### Written task
How many lines of the data include the string "связь"? State the number and nothing else.

Dataset items:
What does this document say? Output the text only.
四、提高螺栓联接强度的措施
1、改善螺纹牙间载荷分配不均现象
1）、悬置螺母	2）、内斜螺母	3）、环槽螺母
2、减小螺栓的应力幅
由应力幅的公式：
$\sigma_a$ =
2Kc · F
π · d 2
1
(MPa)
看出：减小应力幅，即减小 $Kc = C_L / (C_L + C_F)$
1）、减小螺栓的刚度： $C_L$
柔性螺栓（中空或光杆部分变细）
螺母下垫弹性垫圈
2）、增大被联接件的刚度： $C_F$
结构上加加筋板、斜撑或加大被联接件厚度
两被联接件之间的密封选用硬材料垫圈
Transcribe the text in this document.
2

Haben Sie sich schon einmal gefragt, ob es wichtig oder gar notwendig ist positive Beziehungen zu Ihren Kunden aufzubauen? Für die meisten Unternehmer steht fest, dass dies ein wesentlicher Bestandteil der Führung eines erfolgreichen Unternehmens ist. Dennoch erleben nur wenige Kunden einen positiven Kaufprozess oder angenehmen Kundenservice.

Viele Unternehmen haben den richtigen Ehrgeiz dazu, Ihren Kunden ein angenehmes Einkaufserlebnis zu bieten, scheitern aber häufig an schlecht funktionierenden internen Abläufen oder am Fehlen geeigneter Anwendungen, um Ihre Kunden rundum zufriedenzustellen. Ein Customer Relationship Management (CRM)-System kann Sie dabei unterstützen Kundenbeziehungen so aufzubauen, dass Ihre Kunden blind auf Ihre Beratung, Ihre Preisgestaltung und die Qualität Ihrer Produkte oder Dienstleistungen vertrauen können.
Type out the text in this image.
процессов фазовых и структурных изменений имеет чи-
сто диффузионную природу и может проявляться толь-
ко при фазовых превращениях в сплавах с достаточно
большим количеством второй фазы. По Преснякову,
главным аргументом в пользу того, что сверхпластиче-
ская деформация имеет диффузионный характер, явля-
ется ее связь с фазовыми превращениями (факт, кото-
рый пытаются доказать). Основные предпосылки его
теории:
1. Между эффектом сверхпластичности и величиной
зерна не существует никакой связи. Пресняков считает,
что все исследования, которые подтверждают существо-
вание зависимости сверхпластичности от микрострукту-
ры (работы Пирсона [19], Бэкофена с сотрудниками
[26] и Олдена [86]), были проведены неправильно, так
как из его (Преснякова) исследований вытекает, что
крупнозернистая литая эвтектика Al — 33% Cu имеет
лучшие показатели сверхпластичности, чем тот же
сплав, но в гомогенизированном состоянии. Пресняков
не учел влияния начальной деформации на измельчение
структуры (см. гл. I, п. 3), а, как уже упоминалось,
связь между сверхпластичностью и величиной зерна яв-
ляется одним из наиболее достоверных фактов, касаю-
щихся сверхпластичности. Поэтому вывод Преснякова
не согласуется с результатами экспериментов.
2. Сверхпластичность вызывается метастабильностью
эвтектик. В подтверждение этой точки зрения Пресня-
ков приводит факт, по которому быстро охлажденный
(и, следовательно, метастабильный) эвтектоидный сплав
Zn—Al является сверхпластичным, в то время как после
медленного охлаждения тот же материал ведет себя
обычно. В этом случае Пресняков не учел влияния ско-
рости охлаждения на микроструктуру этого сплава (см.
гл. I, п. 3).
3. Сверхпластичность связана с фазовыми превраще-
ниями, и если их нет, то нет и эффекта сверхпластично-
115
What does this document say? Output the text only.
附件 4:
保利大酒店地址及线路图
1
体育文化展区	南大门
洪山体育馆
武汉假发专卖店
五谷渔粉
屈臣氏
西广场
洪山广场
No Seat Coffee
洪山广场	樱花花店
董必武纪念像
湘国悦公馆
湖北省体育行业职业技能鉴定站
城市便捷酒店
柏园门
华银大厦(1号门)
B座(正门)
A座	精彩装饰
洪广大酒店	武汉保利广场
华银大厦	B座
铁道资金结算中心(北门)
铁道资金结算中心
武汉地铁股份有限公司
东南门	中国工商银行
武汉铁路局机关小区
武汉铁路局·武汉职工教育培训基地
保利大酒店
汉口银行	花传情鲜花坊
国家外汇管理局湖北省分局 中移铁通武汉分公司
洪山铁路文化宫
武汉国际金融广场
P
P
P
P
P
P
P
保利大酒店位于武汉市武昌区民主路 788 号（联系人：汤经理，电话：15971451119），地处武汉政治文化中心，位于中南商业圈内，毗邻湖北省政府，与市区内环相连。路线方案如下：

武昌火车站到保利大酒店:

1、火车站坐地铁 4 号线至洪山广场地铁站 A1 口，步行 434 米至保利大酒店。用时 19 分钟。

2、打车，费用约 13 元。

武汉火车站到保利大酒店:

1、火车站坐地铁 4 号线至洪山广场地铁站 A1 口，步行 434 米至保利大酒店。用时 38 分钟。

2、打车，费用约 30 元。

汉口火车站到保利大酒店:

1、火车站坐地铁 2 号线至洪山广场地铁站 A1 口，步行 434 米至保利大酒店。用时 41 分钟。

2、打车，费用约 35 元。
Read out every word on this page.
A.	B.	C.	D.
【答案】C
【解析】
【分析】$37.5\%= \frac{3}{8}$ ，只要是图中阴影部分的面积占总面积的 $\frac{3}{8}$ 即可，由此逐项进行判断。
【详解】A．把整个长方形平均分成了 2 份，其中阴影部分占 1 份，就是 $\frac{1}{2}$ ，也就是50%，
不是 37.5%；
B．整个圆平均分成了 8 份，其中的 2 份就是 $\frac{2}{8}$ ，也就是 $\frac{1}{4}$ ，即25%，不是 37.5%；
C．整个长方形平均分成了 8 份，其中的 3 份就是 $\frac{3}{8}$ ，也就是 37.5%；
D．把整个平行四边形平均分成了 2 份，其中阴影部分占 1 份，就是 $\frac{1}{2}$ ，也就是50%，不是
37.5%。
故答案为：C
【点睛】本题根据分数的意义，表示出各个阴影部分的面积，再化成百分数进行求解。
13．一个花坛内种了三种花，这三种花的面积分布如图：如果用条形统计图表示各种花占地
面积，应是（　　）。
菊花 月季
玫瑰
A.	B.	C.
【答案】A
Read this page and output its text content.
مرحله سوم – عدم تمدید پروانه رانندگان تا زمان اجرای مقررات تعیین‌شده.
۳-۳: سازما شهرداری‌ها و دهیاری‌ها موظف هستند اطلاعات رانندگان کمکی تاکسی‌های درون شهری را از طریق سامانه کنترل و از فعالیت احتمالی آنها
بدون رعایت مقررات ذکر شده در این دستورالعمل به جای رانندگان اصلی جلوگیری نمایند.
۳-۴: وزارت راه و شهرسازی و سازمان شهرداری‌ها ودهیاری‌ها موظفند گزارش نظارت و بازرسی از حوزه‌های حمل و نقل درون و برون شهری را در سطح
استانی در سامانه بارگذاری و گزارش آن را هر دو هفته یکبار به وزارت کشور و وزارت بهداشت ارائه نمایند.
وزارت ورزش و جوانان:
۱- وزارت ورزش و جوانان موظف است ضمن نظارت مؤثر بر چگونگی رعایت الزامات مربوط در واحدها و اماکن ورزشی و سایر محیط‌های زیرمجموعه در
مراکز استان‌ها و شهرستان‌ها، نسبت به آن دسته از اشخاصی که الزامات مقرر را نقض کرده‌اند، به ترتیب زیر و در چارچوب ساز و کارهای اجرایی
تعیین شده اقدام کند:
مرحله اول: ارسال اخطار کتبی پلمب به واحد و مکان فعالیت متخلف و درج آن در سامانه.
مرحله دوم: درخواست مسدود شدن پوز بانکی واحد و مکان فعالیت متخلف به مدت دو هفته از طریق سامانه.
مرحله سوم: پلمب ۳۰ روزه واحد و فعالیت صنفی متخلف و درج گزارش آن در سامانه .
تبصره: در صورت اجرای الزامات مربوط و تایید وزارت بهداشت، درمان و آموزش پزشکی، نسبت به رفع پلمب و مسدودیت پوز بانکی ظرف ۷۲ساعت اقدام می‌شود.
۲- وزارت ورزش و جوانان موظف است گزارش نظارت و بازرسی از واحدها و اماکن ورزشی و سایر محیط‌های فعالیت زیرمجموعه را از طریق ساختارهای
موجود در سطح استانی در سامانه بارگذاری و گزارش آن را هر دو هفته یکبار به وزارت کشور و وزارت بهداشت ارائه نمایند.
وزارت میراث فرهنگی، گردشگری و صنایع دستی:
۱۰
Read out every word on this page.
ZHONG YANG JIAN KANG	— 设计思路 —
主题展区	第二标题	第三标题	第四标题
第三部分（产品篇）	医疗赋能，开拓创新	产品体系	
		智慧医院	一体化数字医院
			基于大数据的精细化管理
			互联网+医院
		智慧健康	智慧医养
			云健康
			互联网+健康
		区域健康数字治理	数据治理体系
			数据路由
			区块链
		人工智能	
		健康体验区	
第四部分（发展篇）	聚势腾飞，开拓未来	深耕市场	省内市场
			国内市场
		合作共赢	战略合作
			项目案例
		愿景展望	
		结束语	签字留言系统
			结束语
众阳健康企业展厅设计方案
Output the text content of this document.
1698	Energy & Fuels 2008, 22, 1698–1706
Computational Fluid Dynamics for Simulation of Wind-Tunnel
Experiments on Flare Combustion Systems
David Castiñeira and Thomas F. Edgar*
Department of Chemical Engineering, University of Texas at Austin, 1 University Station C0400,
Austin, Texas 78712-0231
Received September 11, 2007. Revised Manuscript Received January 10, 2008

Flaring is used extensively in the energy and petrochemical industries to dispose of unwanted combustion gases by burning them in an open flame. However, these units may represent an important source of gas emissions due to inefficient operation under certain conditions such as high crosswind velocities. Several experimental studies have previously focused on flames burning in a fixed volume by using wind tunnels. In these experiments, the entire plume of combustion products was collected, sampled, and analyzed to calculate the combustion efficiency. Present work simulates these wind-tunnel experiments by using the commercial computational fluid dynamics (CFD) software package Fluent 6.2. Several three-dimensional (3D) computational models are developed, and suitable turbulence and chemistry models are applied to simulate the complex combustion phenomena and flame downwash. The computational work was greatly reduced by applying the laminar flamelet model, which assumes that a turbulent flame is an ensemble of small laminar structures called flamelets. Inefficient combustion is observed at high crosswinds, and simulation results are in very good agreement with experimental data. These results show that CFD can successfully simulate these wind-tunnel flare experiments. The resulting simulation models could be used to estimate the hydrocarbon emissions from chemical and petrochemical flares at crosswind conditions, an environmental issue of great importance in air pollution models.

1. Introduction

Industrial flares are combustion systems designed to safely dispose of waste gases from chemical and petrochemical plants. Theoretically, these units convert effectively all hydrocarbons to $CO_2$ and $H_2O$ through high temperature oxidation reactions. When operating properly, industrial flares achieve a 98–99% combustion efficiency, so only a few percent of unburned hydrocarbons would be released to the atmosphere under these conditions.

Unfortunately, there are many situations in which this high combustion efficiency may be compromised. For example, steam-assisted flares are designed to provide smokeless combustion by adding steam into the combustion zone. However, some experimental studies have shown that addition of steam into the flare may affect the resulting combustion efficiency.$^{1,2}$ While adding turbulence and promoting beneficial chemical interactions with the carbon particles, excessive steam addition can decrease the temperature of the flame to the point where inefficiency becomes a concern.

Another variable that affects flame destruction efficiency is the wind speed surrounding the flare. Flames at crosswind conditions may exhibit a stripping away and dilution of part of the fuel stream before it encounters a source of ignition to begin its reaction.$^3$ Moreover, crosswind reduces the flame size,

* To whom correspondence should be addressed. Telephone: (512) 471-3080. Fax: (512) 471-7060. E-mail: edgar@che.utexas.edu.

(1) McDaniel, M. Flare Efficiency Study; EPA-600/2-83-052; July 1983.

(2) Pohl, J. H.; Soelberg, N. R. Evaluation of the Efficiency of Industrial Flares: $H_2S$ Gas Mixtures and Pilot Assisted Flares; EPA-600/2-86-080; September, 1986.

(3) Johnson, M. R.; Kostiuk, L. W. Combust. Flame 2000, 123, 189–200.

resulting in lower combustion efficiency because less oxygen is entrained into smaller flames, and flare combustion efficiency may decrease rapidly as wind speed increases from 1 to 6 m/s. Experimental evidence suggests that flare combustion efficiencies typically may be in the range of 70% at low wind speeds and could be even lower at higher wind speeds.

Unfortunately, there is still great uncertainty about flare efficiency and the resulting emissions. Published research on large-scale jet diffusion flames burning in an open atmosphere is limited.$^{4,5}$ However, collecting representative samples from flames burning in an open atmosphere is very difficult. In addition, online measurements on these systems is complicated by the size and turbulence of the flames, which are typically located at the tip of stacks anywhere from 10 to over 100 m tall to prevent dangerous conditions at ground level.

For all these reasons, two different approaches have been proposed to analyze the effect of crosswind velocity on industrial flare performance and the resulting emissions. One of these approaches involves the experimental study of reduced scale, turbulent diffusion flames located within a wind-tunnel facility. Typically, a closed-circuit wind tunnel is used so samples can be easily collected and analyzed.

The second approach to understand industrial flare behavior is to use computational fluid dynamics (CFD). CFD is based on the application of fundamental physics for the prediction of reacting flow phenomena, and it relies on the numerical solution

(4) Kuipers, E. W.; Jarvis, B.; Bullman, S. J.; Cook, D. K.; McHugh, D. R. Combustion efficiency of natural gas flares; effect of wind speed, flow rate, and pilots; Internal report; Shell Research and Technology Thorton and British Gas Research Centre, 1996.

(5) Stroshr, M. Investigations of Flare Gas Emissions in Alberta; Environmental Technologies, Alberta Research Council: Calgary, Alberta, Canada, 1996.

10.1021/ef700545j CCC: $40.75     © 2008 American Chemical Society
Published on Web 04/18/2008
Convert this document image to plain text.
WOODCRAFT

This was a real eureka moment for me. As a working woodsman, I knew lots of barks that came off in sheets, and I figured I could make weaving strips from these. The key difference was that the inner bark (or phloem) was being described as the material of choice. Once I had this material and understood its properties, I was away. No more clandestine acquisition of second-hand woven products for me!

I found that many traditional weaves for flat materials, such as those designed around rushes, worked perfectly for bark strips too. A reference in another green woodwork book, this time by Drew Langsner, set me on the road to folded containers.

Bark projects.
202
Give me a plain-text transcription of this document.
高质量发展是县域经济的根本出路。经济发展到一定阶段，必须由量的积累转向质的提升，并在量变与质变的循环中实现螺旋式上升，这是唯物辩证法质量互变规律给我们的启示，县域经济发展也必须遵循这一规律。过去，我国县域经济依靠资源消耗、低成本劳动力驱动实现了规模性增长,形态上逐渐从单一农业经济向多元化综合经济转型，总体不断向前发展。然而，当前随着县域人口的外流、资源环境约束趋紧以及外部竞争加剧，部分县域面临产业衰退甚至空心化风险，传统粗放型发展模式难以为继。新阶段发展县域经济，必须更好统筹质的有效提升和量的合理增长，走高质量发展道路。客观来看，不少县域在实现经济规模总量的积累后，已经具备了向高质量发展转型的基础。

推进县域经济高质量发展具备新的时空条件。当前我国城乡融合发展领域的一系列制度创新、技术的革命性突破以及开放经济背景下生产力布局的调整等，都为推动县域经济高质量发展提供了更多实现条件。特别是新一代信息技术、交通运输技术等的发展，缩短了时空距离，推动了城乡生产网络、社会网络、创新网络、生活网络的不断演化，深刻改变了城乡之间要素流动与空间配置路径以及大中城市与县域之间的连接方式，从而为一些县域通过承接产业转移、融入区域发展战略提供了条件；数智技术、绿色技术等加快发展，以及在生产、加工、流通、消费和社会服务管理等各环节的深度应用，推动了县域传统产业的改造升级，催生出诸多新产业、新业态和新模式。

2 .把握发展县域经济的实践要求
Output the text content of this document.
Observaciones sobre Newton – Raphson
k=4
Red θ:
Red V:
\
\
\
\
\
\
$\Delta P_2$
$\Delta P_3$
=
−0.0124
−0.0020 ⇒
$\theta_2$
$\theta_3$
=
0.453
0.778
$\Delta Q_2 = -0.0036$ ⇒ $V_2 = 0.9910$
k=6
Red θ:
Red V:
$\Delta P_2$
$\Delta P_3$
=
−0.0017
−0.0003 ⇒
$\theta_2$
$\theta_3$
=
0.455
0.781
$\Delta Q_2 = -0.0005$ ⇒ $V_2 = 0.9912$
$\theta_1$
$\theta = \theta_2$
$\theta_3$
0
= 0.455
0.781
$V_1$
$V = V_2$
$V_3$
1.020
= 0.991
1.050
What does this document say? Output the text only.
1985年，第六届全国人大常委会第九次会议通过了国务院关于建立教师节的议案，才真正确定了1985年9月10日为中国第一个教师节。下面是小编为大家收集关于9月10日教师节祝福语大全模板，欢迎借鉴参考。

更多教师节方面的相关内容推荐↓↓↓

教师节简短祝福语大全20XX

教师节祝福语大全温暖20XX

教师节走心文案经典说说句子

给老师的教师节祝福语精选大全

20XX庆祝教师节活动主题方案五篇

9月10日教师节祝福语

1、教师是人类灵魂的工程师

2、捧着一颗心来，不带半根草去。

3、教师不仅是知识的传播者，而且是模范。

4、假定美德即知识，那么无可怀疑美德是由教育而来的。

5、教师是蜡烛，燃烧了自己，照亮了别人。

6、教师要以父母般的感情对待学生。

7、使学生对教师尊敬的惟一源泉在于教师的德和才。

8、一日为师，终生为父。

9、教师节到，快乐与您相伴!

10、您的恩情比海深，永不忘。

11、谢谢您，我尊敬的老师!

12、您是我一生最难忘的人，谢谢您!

### The response
2